Directions for this task:
Reply with one number only: the count of lines below that contain the word "Monthly".

--- START OF Data listing ---

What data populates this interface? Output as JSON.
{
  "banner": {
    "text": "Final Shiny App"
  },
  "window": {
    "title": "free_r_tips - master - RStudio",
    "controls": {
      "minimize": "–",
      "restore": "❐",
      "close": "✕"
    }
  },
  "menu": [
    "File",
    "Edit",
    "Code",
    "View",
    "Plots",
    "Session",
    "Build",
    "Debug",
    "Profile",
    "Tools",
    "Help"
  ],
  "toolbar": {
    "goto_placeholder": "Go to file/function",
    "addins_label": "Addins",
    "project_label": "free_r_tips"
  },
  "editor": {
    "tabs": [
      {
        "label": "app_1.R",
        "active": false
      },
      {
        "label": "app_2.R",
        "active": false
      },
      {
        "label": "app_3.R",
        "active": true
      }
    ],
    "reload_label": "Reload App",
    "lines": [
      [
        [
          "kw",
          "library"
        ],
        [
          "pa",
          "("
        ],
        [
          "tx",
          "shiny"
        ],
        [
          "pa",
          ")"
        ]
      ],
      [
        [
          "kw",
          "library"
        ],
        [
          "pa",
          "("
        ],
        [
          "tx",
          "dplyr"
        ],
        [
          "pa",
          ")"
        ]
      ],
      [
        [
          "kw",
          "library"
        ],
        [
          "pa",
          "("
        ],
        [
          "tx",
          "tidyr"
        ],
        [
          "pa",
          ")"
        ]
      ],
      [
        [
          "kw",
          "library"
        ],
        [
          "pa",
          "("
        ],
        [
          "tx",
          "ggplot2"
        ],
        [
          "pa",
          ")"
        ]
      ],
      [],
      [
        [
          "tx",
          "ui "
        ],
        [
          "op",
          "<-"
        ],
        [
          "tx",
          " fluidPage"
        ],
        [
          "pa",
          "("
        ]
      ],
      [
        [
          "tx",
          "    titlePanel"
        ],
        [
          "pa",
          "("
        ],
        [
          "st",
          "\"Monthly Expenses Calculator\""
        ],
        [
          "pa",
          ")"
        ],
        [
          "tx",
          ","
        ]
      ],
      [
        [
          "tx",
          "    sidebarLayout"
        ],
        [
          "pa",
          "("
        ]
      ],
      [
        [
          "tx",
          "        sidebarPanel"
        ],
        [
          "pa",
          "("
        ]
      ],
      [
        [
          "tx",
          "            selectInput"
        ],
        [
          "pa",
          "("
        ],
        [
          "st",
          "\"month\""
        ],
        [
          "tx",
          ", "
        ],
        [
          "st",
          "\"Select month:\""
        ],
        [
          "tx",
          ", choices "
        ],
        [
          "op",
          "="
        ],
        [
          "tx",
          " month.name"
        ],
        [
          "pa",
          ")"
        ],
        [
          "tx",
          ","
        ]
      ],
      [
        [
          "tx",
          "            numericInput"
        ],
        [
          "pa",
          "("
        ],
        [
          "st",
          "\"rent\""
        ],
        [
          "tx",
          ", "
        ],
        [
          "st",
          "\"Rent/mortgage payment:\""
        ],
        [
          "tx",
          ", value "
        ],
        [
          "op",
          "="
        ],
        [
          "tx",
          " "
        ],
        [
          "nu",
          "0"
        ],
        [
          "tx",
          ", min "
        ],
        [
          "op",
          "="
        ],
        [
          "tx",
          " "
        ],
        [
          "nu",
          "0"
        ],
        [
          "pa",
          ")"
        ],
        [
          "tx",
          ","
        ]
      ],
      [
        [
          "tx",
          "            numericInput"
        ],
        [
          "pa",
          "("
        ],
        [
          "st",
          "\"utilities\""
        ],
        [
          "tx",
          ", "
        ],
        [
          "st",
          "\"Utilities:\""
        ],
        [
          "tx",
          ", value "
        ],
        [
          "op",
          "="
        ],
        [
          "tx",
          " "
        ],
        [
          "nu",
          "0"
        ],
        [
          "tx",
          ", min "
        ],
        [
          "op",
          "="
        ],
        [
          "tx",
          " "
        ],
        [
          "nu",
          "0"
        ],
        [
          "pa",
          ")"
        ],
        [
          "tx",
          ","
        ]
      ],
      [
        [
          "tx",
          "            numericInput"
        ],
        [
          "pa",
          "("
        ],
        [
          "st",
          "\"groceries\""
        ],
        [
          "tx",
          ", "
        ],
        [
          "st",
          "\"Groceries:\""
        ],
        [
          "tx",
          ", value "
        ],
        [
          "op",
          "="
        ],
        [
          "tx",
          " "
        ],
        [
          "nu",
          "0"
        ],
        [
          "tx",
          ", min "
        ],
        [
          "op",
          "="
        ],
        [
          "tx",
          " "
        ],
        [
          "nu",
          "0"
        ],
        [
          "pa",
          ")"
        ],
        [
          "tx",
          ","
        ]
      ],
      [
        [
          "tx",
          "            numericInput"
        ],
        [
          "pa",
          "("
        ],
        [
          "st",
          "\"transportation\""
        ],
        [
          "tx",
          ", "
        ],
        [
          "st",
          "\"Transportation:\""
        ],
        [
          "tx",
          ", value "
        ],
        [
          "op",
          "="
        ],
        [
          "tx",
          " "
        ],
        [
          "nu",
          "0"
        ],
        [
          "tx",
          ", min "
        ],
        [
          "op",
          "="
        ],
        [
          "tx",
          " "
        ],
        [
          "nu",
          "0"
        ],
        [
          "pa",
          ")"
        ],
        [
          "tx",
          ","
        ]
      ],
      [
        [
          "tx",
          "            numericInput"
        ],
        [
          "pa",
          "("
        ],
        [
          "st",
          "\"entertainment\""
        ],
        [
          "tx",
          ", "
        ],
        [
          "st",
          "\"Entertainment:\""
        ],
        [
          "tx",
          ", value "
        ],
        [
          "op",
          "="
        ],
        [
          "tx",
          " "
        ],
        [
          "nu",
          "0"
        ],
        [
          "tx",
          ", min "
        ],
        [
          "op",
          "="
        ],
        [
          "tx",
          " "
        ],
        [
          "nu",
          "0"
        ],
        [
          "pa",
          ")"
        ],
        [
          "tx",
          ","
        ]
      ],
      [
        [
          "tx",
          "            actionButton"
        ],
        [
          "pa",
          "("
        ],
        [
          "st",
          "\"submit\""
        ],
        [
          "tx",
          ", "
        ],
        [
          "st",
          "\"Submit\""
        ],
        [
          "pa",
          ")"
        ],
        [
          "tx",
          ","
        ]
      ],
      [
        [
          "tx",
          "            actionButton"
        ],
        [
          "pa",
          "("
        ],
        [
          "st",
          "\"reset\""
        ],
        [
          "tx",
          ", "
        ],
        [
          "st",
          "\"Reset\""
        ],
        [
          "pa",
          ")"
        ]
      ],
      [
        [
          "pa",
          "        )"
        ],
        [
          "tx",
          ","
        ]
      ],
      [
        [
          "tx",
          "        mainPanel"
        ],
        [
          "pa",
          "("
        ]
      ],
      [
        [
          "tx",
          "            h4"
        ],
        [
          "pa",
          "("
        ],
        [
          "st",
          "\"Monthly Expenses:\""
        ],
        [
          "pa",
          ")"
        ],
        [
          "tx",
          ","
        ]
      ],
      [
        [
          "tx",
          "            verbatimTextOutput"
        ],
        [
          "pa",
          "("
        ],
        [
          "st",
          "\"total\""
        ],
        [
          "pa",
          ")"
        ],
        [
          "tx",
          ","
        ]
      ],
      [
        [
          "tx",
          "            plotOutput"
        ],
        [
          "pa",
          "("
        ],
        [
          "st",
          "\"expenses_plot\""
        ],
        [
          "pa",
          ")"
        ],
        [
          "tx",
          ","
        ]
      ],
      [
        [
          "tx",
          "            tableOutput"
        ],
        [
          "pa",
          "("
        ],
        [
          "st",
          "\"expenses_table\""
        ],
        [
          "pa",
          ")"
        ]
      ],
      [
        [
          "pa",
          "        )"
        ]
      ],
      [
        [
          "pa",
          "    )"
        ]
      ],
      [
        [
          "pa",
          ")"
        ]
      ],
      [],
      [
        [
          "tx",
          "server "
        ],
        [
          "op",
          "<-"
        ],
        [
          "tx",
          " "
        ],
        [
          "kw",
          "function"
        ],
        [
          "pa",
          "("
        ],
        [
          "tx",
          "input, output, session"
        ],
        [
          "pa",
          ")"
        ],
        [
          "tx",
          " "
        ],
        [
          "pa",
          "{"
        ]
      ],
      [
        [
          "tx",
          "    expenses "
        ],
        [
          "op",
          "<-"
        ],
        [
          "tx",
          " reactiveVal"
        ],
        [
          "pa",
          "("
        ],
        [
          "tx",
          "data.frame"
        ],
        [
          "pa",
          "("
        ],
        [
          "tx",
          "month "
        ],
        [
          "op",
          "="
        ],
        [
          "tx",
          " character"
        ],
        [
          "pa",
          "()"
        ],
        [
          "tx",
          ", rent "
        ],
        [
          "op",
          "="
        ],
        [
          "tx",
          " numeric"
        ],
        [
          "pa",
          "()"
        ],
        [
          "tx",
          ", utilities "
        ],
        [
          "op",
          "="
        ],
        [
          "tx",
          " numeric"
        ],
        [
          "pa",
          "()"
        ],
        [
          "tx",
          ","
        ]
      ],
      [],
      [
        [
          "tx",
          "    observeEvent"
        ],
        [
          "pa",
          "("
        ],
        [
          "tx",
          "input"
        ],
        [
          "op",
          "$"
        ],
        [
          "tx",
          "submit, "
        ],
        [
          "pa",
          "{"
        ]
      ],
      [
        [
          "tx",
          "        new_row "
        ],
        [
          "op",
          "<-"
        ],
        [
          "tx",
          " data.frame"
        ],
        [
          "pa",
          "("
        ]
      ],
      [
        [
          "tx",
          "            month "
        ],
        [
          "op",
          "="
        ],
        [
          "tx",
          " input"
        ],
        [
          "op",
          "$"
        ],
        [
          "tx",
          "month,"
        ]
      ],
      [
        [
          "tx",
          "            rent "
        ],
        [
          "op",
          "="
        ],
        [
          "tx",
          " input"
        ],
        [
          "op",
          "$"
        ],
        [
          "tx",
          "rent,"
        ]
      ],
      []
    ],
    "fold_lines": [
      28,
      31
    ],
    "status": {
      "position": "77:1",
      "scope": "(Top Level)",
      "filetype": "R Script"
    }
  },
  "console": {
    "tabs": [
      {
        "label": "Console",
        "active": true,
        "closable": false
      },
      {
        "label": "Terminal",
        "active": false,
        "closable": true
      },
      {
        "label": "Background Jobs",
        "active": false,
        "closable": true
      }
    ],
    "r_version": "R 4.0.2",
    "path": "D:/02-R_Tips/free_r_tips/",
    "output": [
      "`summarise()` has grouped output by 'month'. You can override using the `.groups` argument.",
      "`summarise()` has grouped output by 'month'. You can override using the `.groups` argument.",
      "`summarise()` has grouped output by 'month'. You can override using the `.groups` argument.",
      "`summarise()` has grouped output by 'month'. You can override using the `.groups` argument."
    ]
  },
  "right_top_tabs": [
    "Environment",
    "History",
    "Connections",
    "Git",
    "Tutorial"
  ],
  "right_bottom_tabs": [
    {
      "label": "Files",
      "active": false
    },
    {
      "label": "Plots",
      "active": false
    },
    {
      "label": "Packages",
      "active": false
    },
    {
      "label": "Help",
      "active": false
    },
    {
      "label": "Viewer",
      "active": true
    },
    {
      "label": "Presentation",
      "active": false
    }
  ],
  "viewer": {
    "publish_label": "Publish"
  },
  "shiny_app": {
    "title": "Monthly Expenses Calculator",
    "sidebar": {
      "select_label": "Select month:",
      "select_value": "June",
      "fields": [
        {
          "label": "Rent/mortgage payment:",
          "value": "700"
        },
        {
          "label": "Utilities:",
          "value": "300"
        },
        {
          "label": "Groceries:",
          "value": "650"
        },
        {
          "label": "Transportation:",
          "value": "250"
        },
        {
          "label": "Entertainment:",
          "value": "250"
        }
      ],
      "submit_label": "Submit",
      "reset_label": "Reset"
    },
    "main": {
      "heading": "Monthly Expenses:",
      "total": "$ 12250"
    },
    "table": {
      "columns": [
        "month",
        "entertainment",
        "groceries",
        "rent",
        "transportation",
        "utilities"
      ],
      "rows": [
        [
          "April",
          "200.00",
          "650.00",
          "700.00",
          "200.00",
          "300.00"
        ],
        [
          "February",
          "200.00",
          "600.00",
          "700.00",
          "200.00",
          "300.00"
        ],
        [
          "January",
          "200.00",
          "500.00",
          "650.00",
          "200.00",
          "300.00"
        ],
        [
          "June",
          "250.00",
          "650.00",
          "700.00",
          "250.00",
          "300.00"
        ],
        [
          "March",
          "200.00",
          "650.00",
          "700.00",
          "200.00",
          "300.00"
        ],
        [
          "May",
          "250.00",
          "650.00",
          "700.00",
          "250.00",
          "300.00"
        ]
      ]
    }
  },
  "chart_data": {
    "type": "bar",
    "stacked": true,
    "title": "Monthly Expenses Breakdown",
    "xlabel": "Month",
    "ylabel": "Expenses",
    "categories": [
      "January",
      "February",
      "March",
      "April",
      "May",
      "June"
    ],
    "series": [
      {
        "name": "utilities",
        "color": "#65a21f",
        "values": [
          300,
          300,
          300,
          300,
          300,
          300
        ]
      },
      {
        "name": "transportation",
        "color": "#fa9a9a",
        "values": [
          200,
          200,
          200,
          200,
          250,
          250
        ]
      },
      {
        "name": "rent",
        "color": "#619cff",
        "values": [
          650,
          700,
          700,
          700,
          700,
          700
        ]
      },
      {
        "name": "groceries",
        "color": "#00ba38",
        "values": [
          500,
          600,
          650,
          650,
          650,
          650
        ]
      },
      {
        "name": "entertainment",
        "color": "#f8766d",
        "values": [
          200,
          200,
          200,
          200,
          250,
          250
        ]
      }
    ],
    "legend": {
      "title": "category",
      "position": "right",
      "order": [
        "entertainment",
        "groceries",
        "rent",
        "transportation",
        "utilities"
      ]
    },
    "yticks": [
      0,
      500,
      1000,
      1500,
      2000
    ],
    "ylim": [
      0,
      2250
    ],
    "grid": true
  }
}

--- END OF Data listing ---

Response to the task:
5